■ **JOB**
Scan the data for "SOUND" and copy the lines it appears in.

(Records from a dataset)
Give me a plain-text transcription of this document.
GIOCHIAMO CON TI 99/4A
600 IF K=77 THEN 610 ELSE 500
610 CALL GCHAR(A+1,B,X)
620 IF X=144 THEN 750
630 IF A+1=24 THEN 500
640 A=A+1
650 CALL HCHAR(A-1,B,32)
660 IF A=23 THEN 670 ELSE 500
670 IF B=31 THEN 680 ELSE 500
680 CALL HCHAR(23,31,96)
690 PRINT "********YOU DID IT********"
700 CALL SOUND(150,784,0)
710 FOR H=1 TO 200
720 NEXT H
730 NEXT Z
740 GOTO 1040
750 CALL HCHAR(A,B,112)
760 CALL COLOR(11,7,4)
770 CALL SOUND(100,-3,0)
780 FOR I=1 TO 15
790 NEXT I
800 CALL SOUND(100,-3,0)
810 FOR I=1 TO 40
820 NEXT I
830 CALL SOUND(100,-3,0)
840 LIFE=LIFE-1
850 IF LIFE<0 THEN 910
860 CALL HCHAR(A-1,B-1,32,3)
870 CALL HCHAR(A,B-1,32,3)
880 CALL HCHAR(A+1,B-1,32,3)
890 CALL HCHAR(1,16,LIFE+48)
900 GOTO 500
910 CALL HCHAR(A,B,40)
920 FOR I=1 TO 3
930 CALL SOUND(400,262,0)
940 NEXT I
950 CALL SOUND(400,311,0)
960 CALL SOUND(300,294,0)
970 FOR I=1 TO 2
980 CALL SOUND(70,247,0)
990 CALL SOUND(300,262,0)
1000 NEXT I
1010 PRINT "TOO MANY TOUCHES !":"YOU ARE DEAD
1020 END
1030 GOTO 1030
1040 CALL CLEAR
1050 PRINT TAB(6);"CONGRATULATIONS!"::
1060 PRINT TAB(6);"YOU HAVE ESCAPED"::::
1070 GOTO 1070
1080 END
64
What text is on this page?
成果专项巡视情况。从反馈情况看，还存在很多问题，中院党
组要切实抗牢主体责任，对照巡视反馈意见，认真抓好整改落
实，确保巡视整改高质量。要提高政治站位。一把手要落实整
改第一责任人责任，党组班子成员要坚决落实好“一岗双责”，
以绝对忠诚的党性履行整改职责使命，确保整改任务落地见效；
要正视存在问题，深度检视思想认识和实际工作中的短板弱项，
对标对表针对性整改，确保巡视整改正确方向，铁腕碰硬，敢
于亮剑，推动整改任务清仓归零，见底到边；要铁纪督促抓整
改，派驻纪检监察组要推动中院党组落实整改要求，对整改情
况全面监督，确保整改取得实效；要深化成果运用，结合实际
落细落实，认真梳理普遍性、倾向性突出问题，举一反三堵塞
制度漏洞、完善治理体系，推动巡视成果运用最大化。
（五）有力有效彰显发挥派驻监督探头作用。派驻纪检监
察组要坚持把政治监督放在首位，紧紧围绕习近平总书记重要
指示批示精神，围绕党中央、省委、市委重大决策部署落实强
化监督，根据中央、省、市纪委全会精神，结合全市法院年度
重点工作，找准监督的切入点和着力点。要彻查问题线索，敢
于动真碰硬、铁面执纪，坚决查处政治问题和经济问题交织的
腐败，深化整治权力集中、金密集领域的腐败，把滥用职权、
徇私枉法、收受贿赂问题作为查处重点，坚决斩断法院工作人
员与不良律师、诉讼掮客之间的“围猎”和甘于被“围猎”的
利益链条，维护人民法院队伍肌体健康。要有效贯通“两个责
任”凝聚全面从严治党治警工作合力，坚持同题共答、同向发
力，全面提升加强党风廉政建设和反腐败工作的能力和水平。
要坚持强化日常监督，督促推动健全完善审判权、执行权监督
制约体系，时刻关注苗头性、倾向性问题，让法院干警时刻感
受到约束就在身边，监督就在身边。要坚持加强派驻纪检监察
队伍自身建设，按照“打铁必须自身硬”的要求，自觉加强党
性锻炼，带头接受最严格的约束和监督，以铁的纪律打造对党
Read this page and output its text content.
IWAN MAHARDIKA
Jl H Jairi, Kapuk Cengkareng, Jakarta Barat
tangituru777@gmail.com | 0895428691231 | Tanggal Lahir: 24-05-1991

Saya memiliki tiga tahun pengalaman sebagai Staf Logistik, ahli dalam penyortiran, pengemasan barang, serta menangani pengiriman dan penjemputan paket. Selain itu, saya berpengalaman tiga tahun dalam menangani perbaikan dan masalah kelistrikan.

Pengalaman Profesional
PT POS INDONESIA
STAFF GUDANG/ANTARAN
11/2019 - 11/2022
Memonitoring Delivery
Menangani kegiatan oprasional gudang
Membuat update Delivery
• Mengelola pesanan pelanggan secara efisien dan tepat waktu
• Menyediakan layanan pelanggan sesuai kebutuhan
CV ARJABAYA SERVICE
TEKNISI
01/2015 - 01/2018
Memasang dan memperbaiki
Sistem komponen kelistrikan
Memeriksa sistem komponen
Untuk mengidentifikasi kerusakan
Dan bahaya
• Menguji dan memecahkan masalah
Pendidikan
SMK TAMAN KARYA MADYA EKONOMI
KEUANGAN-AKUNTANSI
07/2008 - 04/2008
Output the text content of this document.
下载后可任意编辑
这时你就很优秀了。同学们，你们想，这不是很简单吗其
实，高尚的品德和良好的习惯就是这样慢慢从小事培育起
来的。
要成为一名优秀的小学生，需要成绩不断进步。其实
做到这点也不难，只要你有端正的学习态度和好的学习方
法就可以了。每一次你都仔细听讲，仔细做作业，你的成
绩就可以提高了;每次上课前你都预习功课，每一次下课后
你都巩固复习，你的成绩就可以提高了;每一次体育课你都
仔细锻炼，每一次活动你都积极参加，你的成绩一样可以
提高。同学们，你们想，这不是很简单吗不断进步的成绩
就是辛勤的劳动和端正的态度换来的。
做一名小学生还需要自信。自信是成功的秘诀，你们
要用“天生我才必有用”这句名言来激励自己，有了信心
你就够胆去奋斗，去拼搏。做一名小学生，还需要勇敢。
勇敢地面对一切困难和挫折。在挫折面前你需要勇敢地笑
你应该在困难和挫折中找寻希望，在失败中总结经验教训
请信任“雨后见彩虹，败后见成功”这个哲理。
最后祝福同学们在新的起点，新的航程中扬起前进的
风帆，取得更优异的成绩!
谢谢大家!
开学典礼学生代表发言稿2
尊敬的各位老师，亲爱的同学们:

■ **EXPECTED ANSWER**
700 CALL SOUND(150,784,0)
770 CALL SOUND(100,-3,0)
800 CALL SOUND(100,-3,0)
830 CALL SOUND(100,-3,0)
930 CALL SOUND(400,262,0)
950 CALL SOUND(400,311,0)
960 CALL SOUND(300,294,0)
980 CALL SOUND(70,247,0)
990 CALL SOUND(300,262,0)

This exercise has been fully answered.